> _Exercise instructions_
Within the data that follows, how many lines carry the string "this"? Give the number alone.
** Start **
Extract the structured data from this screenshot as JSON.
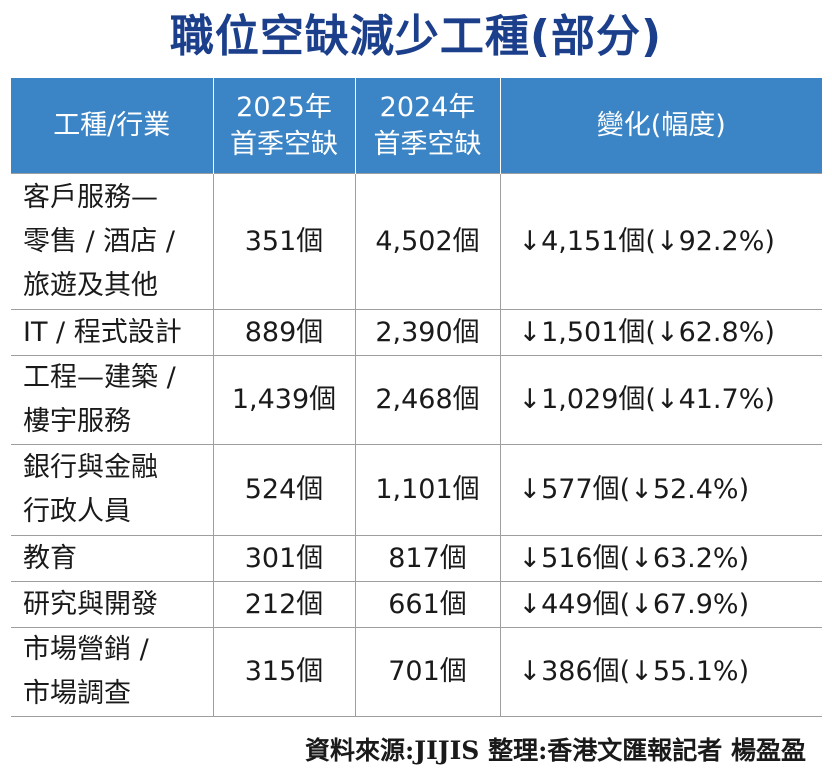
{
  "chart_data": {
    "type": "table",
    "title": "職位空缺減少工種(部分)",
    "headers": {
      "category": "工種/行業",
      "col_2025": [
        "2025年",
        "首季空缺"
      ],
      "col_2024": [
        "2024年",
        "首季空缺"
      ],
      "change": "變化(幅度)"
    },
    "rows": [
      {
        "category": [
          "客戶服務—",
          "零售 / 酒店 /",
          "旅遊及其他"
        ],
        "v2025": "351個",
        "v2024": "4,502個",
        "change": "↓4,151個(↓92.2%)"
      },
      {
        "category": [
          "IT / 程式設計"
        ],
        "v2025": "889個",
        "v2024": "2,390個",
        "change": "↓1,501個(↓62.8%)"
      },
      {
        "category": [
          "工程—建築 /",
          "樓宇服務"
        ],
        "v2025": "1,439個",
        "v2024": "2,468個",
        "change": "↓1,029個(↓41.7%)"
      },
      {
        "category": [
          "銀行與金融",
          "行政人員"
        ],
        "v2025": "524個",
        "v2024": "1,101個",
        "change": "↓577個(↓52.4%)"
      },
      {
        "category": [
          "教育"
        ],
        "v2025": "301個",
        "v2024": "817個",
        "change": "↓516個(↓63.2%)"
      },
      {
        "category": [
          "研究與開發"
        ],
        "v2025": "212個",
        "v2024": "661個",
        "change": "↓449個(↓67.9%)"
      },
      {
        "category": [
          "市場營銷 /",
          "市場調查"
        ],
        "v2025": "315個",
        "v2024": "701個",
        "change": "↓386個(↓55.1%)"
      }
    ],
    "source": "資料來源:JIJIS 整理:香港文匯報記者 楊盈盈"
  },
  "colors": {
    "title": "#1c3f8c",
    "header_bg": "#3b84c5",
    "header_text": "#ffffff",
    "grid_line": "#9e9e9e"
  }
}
** End **
** Start **
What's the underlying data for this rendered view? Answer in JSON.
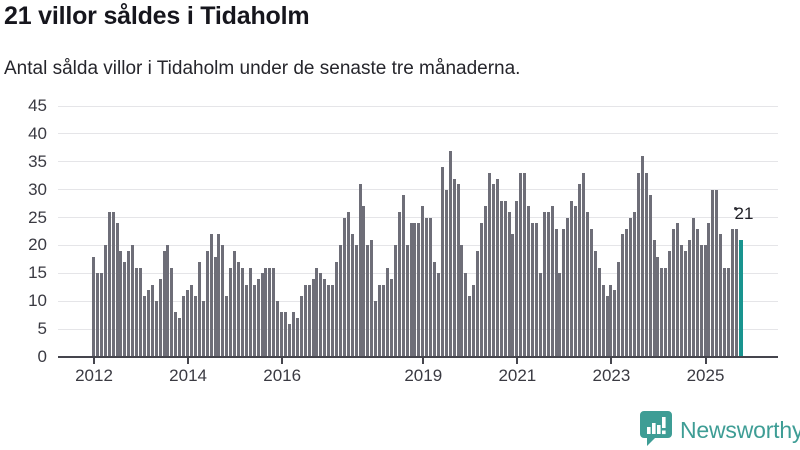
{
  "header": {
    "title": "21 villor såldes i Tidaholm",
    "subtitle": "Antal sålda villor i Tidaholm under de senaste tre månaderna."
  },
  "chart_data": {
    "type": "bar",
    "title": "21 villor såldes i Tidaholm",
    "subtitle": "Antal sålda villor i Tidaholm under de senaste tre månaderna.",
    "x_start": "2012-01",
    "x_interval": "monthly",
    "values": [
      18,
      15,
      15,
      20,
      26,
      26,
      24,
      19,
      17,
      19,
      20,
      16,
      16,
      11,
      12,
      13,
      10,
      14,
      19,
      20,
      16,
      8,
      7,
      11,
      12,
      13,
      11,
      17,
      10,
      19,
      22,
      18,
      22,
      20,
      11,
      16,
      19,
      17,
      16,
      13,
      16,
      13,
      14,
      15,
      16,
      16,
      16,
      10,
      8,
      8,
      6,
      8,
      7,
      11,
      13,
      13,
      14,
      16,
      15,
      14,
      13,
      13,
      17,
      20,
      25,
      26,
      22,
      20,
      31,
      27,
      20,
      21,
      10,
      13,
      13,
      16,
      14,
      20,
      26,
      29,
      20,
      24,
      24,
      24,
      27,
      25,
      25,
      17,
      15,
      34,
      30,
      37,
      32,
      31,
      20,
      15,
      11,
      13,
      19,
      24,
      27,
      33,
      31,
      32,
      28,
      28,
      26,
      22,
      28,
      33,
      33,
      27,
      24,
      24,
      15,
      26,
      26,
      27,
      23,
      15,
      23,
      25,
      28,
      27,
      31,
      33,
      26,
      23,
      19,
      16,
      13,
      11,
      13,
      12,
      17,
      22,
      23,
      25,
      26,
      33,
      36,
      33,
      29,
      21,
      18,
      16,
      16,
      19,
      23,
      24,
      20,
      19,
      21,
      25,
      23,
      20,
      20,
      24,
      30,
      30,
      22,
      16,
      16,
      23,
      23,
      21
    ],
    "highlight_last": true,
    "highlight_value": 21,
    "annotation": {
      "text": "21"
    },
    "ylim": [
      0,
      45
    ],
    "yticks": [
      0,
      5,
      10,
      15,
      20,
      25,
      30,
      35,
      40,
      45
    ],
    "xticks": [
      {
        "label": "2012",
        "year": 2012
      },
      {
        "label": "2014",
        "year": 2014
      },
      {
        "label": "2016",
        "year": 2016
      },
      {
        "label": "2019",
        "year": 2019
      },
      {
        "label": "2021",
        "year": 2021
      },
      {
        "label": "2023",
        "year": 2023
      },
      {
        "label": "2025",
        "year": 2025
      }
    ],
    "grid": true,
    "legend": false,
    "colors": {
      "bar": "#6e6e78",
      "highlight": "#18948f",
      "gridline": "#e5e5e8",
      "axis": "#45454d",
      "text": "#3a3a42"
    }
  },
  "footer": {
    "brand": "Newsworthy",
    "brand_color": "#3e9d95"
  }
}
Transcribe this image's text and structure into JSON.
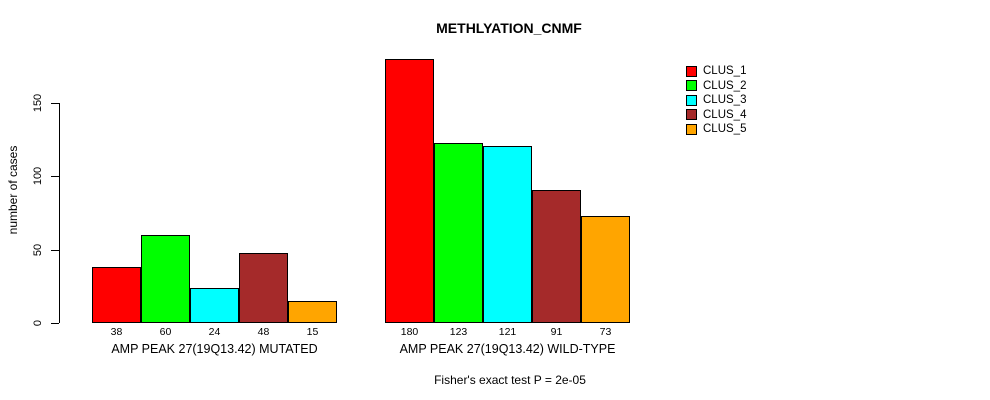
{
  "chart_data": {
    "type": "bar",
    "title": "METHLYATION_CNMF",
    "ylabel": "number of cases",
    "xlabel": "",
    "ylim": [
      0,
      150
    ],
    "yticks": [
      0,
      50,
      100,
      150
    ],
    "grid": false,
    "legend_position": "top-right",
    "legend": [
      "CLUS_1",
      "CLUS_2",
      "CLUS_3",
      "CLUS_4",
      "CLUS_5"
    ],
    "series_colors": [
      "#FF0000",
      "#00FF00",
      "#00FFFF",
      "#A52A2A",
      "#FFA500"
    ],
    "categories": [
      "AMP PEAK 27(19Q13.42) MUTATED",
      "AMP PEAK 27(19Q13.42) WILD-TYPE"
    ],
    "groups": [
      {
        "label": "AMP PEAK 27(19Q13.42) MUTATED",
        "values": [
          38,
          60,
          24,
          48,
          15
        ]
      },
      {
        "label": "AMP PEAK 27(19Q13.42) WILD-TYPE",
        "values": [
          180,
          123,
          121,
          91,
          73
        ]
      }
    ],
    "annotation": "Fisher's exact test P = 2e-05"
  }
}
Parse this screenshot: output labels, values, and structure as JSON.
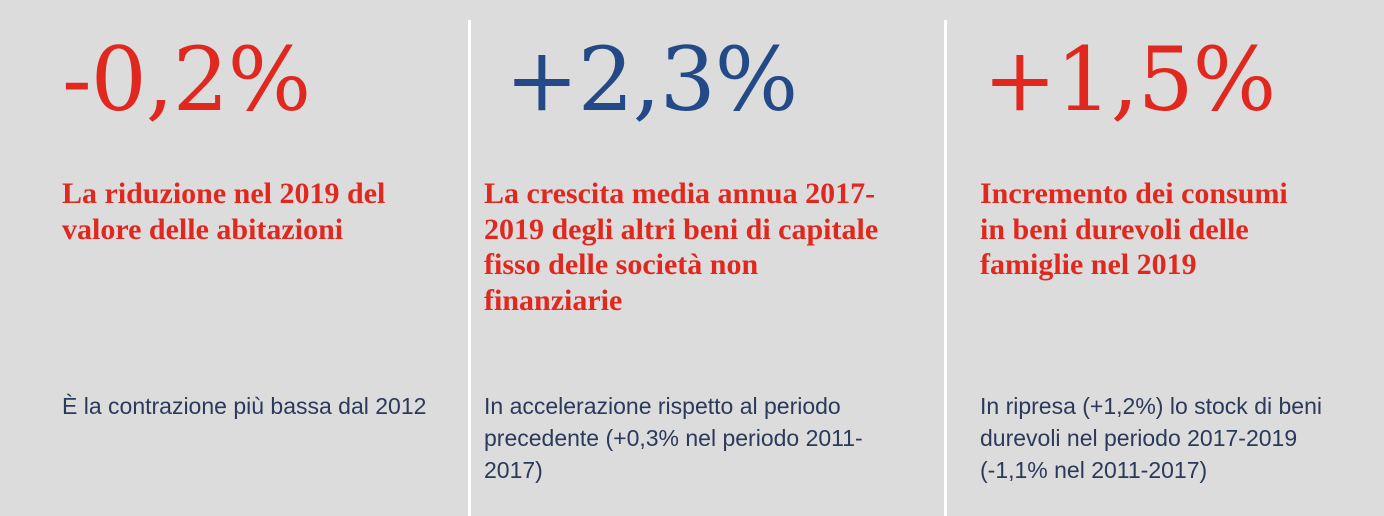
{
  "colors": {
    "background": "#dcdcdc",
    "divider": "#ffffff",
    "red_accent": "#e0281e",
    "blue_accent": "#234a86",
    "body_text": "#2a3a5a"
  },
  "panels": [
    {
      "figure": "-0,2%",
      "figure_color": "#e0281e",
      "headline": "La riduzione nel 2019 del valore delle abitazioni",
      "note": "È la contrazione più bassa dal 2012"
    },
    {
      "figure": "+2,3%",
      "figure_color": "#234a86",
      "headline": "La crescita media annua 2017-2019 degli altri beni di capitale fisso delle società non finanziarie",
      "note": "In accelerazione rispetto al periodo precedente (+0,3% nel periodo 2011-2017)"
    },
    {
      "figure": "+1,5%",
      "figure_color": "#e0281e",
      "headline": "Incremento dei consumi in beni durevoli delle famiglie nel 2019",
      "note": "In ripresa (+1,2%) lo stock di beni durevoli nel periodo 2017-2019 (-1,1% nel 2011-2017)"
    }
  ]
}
** End **
** Start **
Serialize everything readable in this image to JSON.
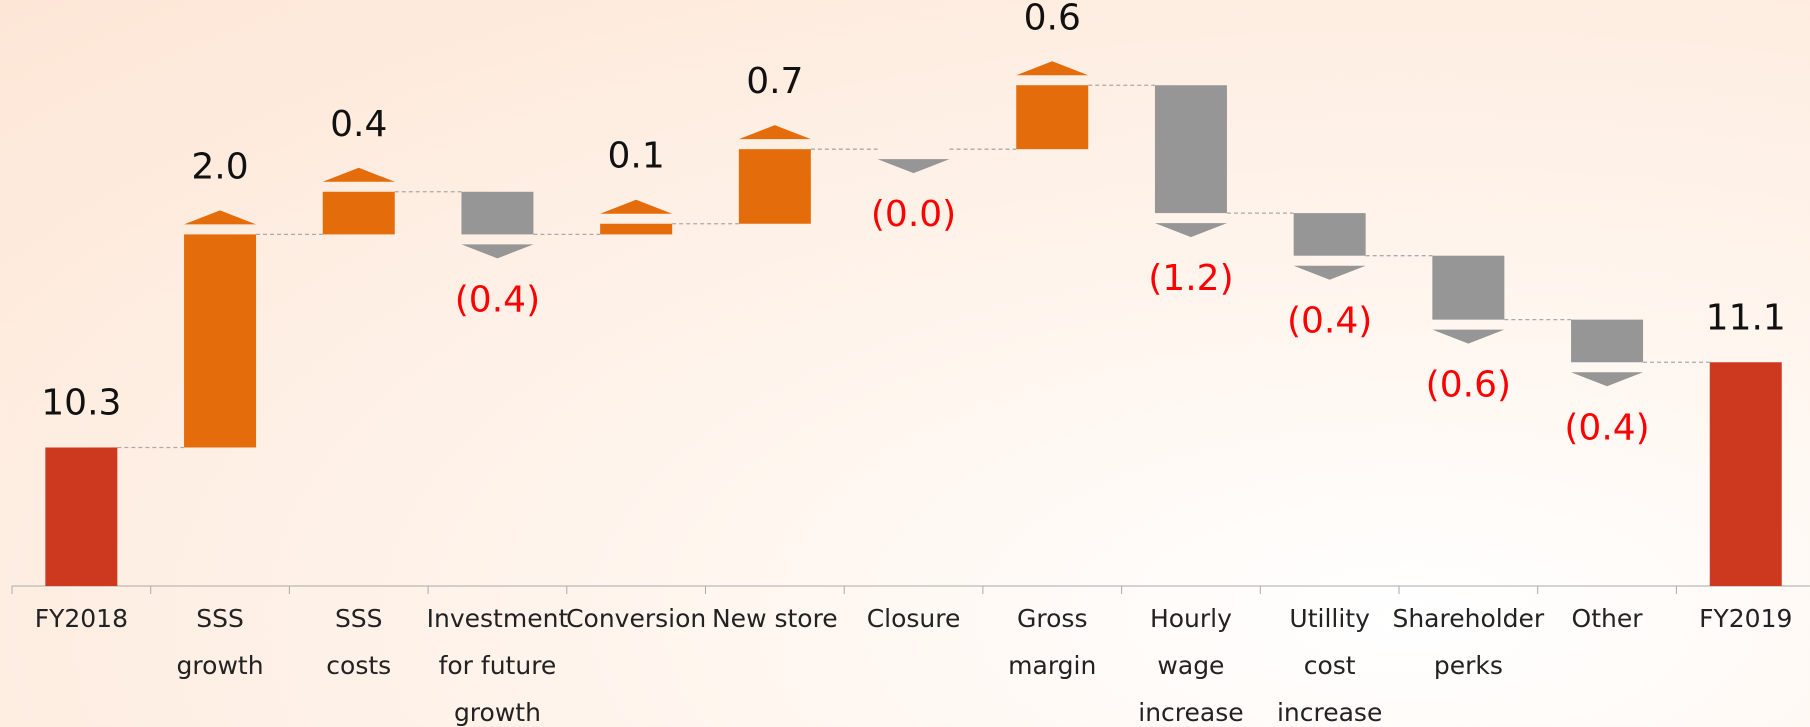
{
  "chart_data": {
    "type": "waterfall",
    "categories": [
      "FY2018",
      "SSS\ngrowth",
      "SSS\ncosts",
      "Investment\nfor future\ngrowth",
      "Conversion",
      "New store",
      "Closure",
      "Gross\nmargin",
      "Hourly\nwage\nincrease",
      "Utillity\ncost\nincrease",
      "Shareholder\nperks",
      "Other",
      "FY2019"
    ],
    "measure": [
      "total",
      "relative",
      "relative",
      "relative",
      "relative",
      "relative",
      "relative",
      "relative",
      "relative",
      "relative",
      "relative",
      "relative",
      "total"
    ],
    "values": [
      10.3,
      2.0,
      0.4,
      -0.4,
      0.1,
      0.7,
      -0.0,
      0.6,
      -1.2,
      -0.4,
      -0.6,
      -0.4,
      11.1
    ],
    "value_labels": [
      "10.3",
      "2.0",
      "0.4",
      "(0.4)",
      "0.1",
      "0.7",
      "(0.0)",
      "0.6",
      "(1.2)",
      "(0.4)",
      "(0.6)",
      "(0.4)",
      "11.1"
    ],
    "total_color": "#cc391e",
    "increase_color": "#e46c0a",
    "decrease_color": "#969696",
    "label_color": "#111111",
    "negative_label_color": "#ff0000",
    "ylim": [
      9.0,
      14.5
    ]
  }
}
** End **
> _Task response_
5